• _STATED GOAL_:
Print the rows below again, character for character and line for line.
[start]
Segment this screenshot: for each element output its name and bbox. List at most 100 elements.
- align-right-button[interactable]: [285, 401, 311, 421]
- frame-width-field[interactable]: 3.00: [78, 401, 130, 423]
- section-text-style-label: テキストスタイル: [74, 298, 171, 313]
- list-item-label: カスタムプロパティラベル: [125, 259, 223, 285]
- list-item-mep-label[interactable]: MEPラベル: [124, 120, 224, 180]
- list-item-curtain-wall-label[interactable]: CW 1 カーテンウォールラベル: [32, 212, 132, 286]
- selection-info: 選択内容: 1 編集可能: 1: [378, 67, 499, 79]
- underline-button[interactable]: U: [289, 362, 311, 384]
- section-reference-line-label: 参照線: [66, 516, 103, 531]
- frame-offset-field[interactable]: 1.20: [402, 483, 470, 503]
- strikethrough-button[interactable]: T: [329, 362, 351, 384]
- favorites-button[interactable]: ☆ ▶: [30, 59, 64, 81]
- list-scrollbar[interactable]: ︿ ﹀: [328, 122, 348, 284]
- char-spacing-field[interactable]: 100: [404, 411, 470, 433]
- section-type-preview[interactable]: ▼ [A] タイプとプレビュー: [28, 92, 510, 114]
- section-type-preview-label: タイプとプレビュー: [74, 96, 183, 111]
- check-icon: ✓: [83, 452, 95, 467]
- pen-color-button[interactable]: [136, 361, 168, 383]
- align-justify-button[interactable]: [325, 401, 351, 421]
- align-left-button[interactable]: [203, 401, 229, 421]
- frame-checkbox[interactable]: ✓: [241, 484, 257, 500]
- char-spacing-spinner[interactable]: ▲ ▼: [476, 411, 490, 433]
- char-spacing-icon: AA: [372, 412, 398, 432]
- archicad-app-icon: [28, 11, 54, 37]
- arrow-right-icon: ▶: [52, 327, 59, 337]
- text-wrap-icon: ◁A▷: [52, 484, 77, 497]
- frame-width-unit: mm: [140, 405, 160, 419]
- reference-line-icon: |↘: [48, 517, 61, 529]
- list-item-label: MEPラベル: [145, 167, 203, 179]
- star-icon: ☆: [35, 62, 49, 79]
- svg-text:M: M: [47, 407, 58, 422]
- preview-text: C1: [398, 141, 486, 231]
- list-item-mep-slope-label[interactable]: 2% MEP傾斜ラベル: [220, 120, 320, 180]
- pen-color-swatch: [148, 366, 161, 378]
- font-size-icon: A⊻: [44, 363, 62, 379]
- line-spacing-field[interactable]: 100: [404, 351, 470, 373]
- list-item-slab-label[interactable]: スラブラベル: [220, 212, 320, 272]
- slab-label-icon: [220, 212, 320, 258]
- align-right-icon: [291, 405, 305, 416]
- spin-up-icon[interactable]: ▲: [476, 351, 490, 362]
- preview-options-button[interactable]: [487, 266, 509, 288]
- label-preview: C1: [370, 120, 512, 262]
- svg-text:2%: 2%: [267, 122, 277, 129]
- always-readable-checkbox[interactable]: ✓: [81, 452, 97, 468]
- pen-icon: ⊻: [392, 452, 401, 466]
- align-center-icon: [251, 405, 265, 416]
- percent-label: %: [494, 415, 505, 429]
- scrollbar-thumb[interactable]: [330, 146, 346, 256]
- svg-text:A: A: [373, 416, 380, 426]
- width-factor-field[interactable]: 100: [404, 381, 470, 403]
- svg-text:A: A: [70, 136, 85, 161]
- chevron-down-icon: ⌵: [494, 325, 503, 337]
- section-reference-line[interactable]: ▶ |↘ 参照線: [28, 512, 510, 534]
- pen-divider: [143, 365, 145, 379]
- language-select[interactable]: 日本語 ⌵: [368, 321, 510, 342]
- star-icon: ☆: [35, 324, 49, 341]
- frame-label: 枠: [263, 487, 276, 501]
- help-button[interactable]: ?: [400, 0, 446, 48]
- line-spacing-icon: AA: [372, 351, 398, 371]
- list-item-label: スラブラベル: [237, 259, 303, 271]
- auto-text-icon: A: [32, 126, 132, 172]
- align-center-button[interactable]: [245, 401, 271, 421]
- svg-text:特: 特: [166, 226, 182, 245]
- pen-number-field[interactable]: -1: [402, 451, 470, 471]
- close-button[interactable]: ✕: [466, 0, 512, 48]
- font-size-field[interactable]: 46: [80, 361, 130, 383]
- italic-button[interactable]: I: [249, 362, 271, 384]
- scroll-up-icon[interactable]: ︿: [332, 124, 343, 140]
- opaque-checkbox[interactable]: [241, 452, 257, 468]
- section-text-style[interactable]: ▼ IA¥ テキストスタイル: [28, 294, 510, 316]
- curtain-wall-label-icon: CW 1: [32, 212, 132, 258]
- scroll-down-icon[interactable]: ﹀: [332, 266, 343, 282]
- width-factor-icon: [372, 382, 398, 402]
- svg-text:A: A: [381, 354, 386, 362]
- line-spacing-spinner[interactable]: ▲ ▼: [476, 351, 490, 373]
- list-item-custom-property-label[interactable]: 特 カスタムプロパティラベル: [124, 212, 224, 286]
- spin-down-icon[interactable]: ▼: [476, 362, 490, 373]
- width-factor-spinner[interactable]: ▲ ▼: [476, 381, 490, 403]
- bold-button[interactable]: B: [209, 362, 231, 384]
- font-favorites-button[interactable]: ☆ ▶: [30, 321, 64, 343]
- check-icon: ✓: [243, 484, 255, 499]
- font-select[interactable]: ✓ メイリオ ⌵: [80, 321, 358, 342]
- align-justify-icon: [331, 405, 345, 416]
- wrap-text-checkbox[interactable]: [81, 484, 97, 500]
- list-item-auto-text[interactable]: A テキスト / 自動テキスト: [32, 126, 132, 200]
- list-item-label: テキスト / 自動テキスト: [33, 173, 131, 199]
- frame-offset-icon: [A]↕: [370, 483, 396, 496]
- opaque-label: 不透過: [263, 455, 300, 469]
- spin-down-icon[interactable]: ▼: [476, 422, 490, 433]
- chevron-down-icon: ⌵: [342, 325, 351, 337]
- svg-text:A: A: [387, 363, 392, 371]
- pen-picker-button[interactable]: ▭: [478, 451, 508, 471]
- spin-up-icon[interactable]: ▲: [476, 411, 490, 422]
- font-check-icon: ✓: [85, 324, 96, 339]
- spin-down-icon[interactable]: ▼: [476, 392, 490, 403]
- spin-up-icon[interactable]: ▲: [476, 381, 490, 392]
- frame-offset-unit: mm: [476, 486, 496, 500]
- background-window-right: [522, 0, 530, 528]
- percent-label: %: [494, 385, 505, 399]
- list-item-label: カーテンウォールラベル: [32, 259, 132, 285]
[end]
• _EXERCISE SOLUTION_:
Segment this screenshot: for each element output its name and bbox. List at most 100 elements.
- align-right-button[interactable]: [285, 401, 311, 421]
- frame-width-field[interactable]: 3.00: [78, 401, 130, 423]
- section-text-style-label: テキストスタイル: [74, 298, 171, 313]
- list-item-label: カスタムプロパティラベル: [125, 259, 223, 285]
- list-item-mep-label[interactable]: MEPラベル: [124, 120, 224, 180]
- list-item-curtain-wall-label[interactable]: CW 1 カーテンウォールラベル: [32, 212, 132, 286]
- selection-info: 選択内容: 1 編集可能: 1: [378, 67, 499, 79]
- underline-button[interactable]: U: [289, 362, 311, 384]
- section-reference-line-label: 参照線: [66, 516, 103, 531]
- frame-offset-field[interactable]: 1.20: [402, 483, 470, 503]
- strikethrough-button[interactable]: T: [329, 362, 351, 384]
- favorites-button[interactable]: ☆ ▶: [30, 59, 64, 81]
- list-scrollbar[interactable]: ︿ ﹀: [328, 122, 348, 284]
- char-spacing-field[interactable]: 100: [404, 411, 470, 433]
- section-type-preview[interactable]: ▼ [A] タイプとプレビュー: [28, 92, 510, 114]
- section-type-preview-label: タイプとプレビュー: [74, 96, 183, 111]
- check-icon: ✓: [83, 452, 95, 467]
- pen-color-button[interactable]: [136, 361, 168, 383]
- align-justify-button[interactable]: [325, 401, 351, 421]
- align-left-button[interactable]: [203, 401, 229, 421]
- frame-checkbox[interactable]: ✓: [241, 484, 257, 500]
- char-spacing-spinner[interactable]: ▲ ▼: [476, 411, 490, 433]
- char-spacing-icon: AA: [372, 412, 398, 432]
- archicad-app-icon: [28, 11, 54, 37]
- arrow-right-icon: ▶: [52, 327, 59, 337]
- text-wrap-icon: ◁A▷: [52, 484, 77, 497]
- frame-width-unit: mm: [140, 405, 160, 419]
- reference-line-icon: |↘: [48, 517, 61, 529]
- list-item-label: MEPラベル: [145, 167, 203, 179]
- star-icon: ☆: [35, 62, 49, 79]
- svg-text:M: M: [47, 407, 58, 422]
- preview-text: C1: [398, 141, 486, 231]
- list-item-mep-slope-label[interactable]: 2% MEP傾斜ラベル: [220, 120, 320, 180]
- pen-color-swatch: [148, 366, 161, 378]
- font-size-icon: A⊻: [44, 363, 62, 379]
- line-spacing-field[interactable]: 100: [404, 351, 470, 373]
- list-item-slab-label[interactable]: スラブラベル: [220, 212, 320, 272]
- slab-label-icon: [220, 212, 320, 258]
- align-right-icon: [291, 405, 305, 416]
- spin-up-icon[interactable]: ▲: [476, 351, 490, 362]
- preview-options-button[interactable]: [487, 266, 509, 288]
- label-preview: C1: [370, 120, 512, 262]
- svg-text:2%: 2%: [267, 122, 277, 129]
- always-readable-checkbox[interactable]: ✓: [81, 452, 97, 468]
- pen-icon: ⊻: [392, 452, 401, 466]
- align-center-icon: [251, 405, 265, 416]
- percent-label: %: [494, 415, 505, 429]
- scrollbar-thumb[interactable]: [330, 146, 346, 256]
- svg-text:A: A: [373, 416, 380, 426]
- width-factor-field[interactable]: 100: [404, 381, 470, 403]
- svg-text:A: A: [70, 136, 85, 161]
- chevron-down-icon: ⌵: [494, 325, 503, 337]
- section-reference-line[interactable]: ▶ |↘ 参照線: [28, 512, 510, 534]
- pen-divider: [143, 365, 145, 379]
- language-select[interactable]: 日本語 ⌵: [368, 321, 510, 342]
- star-icon: ☆: [35, 324, 49, 341]
- frame-label: 枠: [263, 487, 276, 501]
- help-button[interactable]: ?: [400, 0, 446, 48]
- line-spacing-icon: AA: [372, 351, 398, 371]
- list-item-label: スラブラベル: [237, 259, 303, 271]
- auto-text-icon: A: [32, 126, 132, 172]
- align-center-button[interactable]: [245, 401, 271, 421]
- svg-text:特: 特: [166, 226, 182, 245]
- pen-number-field[interactable]: -1: [402, 451, 470, 471]
- close-button[interactable]: ✕: [466, 0, 512, 48]
- font-size-field[interactable]: 46: [80, 361, 130, 383]
- italic-button[interactable]: I: [249, 362, 271, 384]
- scroll-up-icon[interactable]: ︿: [332, 124, 343, 140]
- opaque-checkbox[interactable]: [241, 452, 257, 468]
- section-text-style[interactable]: ▼ IA¥ テキストスタイル: [28, 294, 510, 316]
- curtain-wall-label-icon: CW 1: [32, 212, 132, 258]
- scroll-down-icon[interactable]: ﹀: [332, 266, 343, 282]
- width-factor-icon: [372, 382, 398, 402]
- svg-text:A: A: [381, 354, 386, 362]
- line-spacing-spinner[interactable]: ▲ ▼: [476, 351, 490, 373]
- list-item-custom-property-label[interactable]: 特 カスタムプロパティラベル: [124, 212, 224, 286]
- spin-down-icon[interactable]: ▼: [476, 362, 490, 373]
- width-factor-spinner[interactable]: ▲ ▼: [476, 381, 490, 403]
- bold-button[interactable]: B: [209, 362, 231, 384]
- font-favorites-button[interactable]: ☆ ▶: [30, 321, 64, 343]
- check-icon: ✓: [243, 484, 255, 499]
- font-select[interactable]: ✓ メイリオ ⌵: [80, 321, 358, 342]
- align-justify-icon: [331, 405, 345, 416]
- wrap-text-checkbox[interactable]: [81, 484, 97, 500]
- list-item-auto-text[interactable]: A テキスト / 自動テキスト: [32, 126, 132, 200]
- list-item-label: テキスト / 自動テキスト: [33, 173, 131, 199]
- frame-offset-icon: [A]↕: [370, 483, 396, 496]
- opaque-label: 不透過: [263, 455, 300, 469]
- spin-down-icon[interactable]: ▼: [476, 422, 490, 433]
- chevron-down-icon: ⌵: [342, 325, 351, 337]
- svg-text:A: A: [387, 363, 392, 371]
- pen-picker-button[interactable]: ▭: [478, 451, 508, 471]
- spin-up-icon[interactable]: ▲: [476, 411, 490, 422]
- font-check-icon: ✓: [85, 324, 96, 339]
- spin-down-icon[interactable]: ▼: [476, 392, 490, 403]
- spin-up-icon[interactable]: ▲: [476, 381, 490, 392]
- frame-offset-unit: mm: [476, 486, 496, 500]
- background-window-right: [522, 0, 530, 528]
- percent-label: %: [494, 385, 505, 399]
- list-item-label: カーテンウォールラベル: [32, 259, 132, 285]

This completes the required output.